[begin GIVEN DATA]
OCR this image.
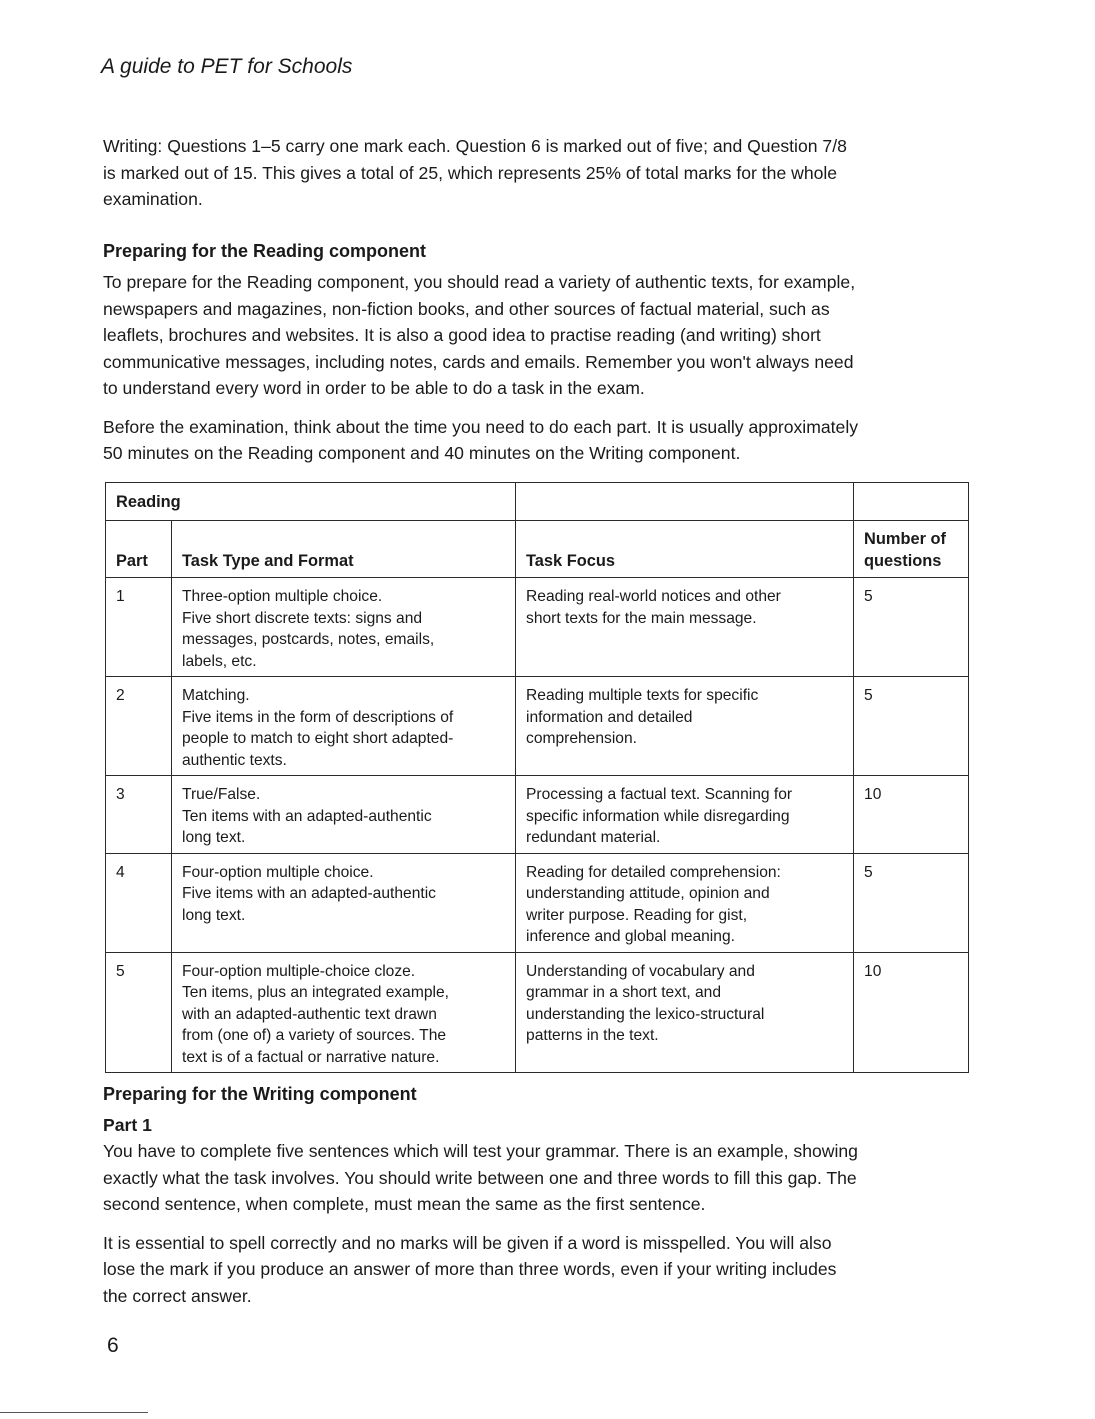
A guide to PET for Schools

Writing: Questions 1–5 carry one mark each. Question 6 is marked out of five; and Question 7/8
is marked out of 15. This gives a total of 25, which represents 25% of total marks for the whole
examination.

Preparing for the Reading component

To prepare for the Reading component, you should read a variety of authentic texts, for example,
newspapers and magazines, non-fiction books, and other sources of factual material, such as
leaflets, brochures and websites. It is also a good idea to practise reading (and writing) short
communicative messages, including notes, cards and emails. Remember you won't always need
to understand every word in order to be able to do a task in the exam.

Before the examination, think about the time you need to do each part. It is usually approximately
50 minutes on the Reading component and 40 minutes on the Writing component.

Reading			
Part	Task Type and Format	Task Focus	Number of
questions

1	Three-option multiple choice.
Five short discrete texts: signs and
messages, postcards, notes, emails,
labels, etc.	Reading real-world notices and other
short texts for the main message.	5
2	Matching.
Five items in the form of descriptions of
people to match to eight short adapted-
authentic texts.	Reading multiple texts for specific
information and detailed
comprehension.	5
3	True/False.
Ten items with an adapted-authentic
long text.	Processing a factual text. Scanning for
specific information while disregarding
redundant material.	10
4	Four-option multiple choice.
Five items with an adapted-authentic
long text.	Reading for detailed comprehension:
understanding attitude, opinion and
writer purpose. Reading for gist,
inference and global meaning.	5
5	Four-option multiple-choice cloze.
Ten items, plus an integrated example,
with an adapted-authentic text drawn
from (one of) a variety of sources. The
text is of a factual or narrative nature.	Understanding of vocabulary and
grammar in a short text, and
understanding the lexico-structural
patterns in the text.	10
Preparing for the Writing component
Part 1

You have to complete five sentences which will test your grammar. There is an example, showing
exactly what the task involves. You should write between one and three words to fill this gap. The
second sentence, when complete, must mean the same as the first sentence.

It is essential to spell correctly and no marks will be given if a word is misspelled. You will also
lose the mark if you produce an answer of more than three words, even if your writing includes
the correct answer.

6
[end GIVEN DATA]
GIVEN TASK> Every entry should be returned exactly as written, minus the pictures.

OUTPUT>
OCR this image.
A guide to PET for Schools

Writing: Questions 1–5 carry one mark each. Question 6 is marked out of five; and Question 7/8
is marked out of 15. This gives a total of 25, which represents 25% of total marks for the whole
examination.

Preparing for the Reading component

To prepare for the Reading component, you should read a variety of authentic texts, for example,
newspapers and magazines, non-fiction books, and other sources of factual material, such as
leaflets, brochures and websites. It is also a good idea to practise reading (and writing) short
communicative messages, including notes, cards and emails. Remember you won't always need
to understand every word in order to be able to do a task in the exam.

Before the examination, think about the time you need to do each part. It is usually approximately
50 minutes on the Reading component and 40 minutes on the Writing component.

Reading			
Part	Task Type and Format	Task Focus	Number of
questions

1	Three-option multiple choice.
Five short discrete texts: signs and
messages, postcards, notes, emails,
labels, etc.	Reading real-world notices and other
short texts for the main message.	5
2	Matching.
Five items in the form of descriptions of
people to match to eight short adapted-
authentic texts.	Reading multiple texts for specific
information and detailed
comprehension.	5
3	True/False.
Ten items with an adapted-authentic
long text.	Processing a factual text. Scanning for
specific information while disregarding
redundant material.	10
4	Four-option multiple choice.
Five items with an adapted-authentic
long text.	Reading for detailed comprehension:
understanding attitude, opinion and
writer purpose. Reading for gist,
inference and global meaning.	5
5	Four-option multiple-choice cloze.
Ten items, plus an integrated example,
with an adapted-authentic text drawn
from (one of) a variety of sources. The
text is of a factual or narrative nature.	Understanding of vocabulary and
grammar in a short text, and
understanding the lexico-structural
patterns in the text.	10
Preparing for the Writing component
Part 1

You have to complete five sentences which will test your grammar. There is an example, showing
exactly what the task involves. You should write between one and three words to fill this gap. The
second sentence, when complete, must mean the same as the first sentence.

It is essential to spell correctly and no marks will be given if a word is misspelled. You will also
lose the mark if you produce an answer of more than three words, even if your writing includes
the correct answer.

6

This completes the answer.